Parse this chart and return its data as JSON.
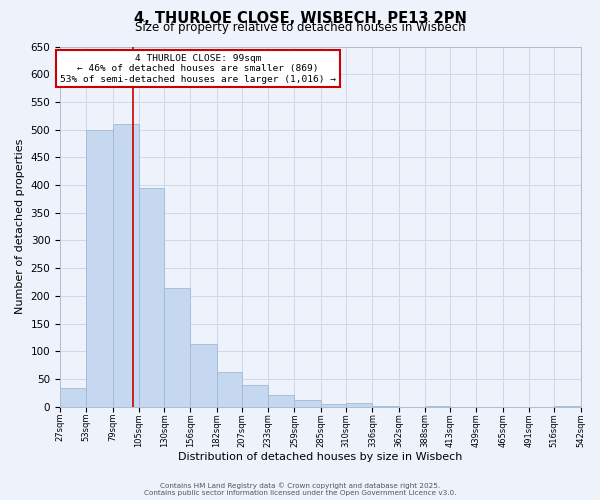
{
  "title": "4, THURLOE CLOSE, WISBECH, PE13 2PN",
  "subtitle": "Size of property relative to detached houses in Wisbech",
  "xlabel": "Distribution of detached houses by size in Wisbech",
  "ylabel": "Number of detached properties",
  "bar_edges": [
    27,
    53,
    79,
    105,
    130,
    156,
    182,
    207,
    233,
    259,
    285,
    310,
    336,
    362,
    388,
    413,
    439,
    465,
    491,
    516,
    542
  ],
  "bar_heights": [
    33,
    500,
    510,
    395,
    215,
    113,
    63,
    40,
    21,
    12,
    5,
    7,
    1,
    0,
    1,
    0,
    0,
    0,
    0,
    1
  ],
  "bar_color": "#c5d8f0",
  "bar_edgecolor": "#a0b8d8",
  "property_line_x": 99,
  "annotation_title": "4 THURLOE CLOSE: 99sqm",
  "annotation_line1": "← 46% of detached houses are smaller (869)",
  "annotation_line2": "53% of semi-detached houses are larger (1,016) →",
  "annotation_box_color": "#ffffff",
  "annotation_box_edgecolor": "#cc0000",
  "line_color": "#cc0000",
  "ylim": [
    0,
    650
  ],
  "yticks": [
    0,
    50,
    100,
    150,
    200,
    250,
    300,
    350,
    400,
    450,
    500,
    550,
    600,
    650
  ],
  "bg_color": "#eef2fb",
  "grid_color": "#d0d8ec",
  "footer_line1": "Contains HM Land Registry data © Crown copyright and database right 2025.",
  "footer_line2": "Contains public sector information licensed under the Open Government Licence v3.0."
}
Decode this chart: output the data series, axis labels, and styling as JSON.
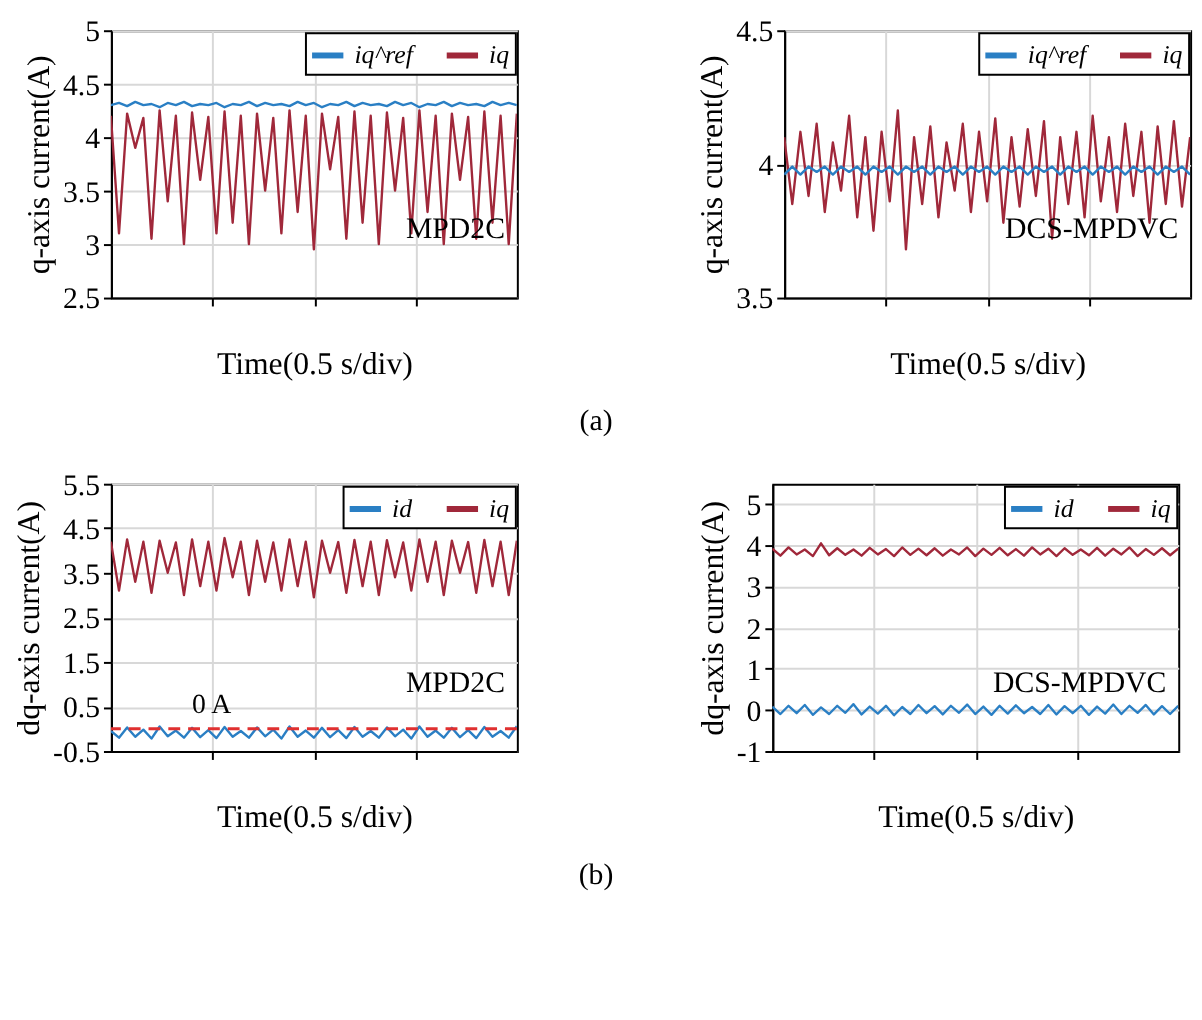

◆ ◆ ◆

What you have to do :: Identify the lines that contain the string "this", and copy every one of them.

Answer below ::
Parse this chart and return its data as JSON.
Decode this chart: output the data series, axis labels, and styling as JSON.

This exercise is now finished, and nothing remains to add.